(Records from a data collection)
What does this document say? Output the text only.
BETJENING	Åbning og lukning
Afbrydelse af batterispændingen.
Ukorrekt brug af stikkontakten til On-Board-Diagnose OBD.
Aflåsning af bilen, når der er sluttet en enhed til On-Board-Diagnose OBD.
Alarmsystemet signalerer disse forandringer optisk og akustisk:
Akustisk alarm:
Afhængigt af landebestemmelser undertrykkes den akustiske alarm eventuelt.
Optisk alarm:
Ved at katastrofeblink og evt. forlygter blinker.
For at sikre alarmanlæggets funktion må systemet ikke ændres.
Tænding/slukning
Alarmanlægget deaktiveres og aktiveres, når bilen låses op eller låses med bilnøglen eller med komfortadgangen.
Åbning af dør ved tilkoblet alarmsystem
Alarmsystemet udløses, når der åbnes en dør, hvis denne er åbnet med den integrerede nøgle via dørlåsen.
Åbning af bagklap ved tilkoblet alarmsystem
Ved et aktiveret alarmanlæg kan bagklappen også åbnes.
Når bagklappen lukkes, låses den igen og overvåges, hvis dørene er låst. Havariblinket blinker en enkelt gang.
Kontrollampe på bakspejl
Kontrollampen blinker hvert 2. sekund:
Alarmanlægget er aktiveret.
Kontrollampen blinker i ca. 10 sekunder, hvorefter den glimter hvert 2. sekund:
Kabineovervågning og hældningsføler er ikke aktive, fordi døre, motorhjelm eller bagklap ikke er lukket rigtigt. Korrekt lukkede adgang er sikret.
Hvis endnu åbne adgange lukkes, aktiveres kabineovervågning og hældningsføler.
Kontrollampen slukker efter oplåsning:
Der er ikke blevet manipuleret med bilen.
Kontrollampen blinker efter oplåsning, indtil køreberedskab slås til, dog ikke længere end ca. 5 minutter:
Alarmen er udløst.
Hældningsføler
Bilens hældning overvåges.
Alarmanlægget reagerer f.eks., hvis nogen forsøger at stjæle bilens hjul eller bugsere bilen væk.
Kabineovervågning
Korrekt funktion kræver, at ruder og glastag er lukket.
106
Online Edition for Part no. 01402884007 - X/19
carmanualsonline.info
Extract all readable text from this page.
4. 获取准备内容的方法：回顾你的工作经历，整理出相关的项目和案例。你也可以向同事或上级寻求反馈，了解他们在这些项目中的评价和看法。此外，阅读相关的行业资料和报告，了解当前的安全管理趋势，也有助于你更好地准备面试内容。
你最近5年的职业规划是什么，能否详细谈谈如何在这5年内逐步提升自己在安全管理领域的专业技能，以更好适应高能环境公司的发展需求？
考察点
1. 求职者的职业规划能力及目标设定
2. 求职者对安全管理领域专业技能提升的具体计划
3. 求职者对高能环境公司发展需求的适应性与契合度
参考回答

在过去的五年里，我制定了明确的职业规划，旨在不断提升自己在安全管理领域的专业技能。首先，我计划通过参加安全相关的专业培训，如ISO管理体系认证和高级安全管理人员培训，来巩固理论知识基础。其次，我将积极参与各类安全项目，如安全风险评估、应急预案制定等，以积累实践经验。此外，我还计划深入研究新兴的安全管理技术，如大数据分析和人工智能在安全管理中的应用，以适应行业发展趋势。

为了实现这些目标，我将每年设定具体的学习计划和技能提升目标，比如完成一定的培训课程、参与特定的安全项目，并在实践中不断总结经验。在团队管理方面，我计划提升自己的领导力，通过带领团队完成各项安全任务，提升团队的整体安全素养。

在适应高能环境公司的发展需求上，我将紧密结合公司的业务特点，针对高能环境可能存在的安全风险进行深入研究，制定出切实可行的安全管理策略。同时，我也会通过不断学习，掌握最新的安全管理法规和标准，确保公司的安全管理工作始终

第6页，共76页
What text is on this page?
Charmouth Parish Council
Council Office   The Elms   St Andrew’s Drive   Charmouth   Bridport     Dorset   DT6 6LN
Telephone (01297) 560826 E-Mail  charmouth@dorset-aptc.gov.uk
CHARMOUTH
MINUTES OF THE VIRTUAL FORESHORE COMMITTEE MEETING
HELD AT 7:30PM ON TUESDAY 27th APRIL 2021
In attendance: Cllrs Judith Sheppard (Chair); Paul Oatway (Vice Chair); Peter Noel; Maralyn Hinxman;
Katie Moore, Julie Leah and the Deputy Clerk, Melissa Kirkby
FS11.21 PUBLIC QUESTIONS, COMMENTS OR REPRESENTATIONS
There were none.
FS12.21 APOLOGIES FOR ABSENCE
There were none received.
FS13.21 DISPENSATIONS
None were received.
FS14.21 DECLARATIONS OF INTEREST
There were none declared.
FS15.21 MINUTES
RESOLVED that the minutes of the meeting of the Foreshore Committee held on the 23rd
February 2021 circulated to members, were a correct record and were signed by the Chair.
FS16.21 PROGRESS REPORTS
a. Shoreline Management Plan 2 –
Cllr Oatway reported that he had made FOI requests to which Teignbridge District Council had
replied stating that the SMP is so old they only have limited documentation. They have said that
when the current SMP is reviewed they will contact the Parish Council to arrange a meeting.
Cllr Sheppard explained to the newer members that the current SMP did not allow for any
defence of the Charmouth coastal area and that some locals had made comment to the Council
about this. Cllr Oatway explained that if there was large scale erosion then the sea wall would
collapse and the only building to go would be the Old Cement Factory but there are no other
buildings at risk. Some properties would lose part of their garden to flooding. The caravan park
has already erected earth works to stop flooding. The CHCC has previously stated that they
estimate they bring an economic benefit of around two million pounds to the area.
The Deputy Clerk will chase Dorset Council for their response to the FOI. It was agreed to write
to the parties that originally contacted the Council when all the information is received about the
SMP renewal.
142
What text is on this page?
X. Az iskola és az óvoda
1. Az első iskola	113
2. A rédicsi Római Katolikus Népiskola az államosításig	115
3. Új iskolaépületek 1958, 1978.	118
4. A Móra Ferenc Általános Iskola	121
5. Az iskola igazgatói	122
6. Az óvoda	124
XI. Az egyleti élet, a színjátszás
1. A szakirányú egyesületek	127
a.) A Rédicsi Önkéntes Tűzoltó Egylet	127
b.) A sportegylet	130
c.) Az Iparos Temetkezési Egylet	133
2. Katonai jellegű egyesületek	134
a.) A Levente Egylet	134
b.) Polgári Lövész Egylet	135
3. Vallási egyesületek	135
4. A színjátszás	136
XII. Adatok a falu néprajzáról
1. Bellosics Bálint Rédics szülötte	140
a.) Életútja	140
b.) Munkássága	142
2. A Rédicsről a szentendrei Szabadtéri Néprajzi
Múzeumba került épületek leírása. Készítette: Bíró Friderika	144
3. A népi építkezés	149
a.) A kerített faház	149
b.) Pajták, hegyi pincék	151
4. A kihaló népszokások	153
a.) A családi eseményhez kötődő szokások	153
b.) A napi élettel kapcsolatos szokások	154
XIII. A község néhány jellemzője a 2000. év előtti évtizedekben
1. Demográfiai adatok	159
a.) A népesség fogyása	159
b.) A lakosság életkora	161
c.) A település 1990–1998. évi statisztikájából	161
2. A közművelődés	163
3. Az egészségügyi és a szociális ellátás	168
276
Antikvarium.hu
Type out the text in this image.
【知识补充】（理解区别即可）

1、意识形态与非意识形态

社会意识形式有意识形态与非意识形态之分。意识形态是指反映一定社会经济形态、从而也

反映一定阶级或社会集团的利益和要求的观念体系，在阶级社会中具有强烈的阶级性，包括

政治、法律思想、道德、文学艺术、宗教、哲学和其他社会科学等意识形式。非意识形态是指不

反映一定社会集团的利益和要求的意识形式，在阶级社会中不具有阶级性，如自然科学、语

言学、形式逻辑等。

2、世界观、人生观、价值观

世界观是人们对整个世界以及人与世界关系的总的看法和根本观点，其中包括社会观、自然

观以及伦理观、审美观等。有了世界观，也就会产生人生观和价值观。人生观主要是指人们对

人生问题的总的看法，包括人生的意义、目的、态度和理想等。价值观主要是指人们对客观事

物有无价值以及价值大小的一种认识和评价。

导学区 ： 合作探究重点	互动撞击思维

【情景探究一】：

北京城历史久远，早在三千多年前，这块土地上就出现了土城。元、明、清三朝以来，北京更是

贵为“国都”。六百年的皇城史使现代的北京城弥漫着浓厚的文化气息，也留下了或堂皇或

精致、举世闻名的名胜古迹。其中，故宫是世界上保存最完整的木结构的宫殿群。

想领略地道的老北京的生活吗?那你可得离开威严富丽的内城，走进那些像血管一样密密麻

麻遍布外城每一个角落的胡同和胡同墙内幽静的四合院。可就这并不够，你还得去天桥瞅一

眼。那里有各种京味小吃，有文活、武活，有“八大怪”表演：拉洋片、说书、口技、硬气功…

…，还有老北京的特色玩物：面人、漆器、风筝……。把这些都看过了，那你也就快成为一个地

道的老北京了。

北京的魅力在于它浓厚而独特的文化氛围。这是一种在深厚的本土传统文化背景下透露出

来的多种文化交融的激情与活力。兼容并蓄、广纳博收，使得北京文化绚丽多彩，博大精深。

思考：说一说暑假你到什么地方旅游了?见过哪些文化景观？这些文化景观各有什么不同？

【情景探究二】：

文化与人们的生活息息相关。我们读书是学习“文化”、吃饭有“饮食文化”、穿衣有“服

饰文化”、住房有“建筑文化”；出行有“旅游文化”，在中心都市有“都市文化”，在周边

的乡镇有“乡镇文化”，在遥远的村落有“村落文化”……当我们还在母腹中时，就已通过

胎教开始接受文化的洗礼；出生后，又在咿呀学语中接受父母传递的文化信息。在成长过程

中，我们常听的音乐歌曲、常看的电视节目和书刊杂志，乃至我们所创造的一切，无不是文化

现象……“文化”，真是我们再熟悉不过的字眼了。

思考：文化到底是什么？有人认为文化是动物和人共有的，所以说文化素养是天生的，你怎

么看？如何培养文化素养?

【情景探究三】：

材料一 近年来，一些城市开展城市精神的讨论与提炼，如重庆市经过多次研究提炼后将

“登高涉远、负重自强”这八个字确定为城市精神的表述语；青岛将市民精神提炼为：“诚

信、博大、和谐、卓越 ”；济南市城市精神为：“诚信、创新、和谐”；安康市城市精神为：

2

▸ **To do**
Scan the data for the word "this" and copy every line where it shows up.

▸ **Exercise answer**
What does this document say? Output the text only.
Extract all readable text from this page.
What text is on this page?
about this. Cllr Oatway explained that if there was large scale erosion then the sea wall would
What text is on this page?
Type out the text in this image.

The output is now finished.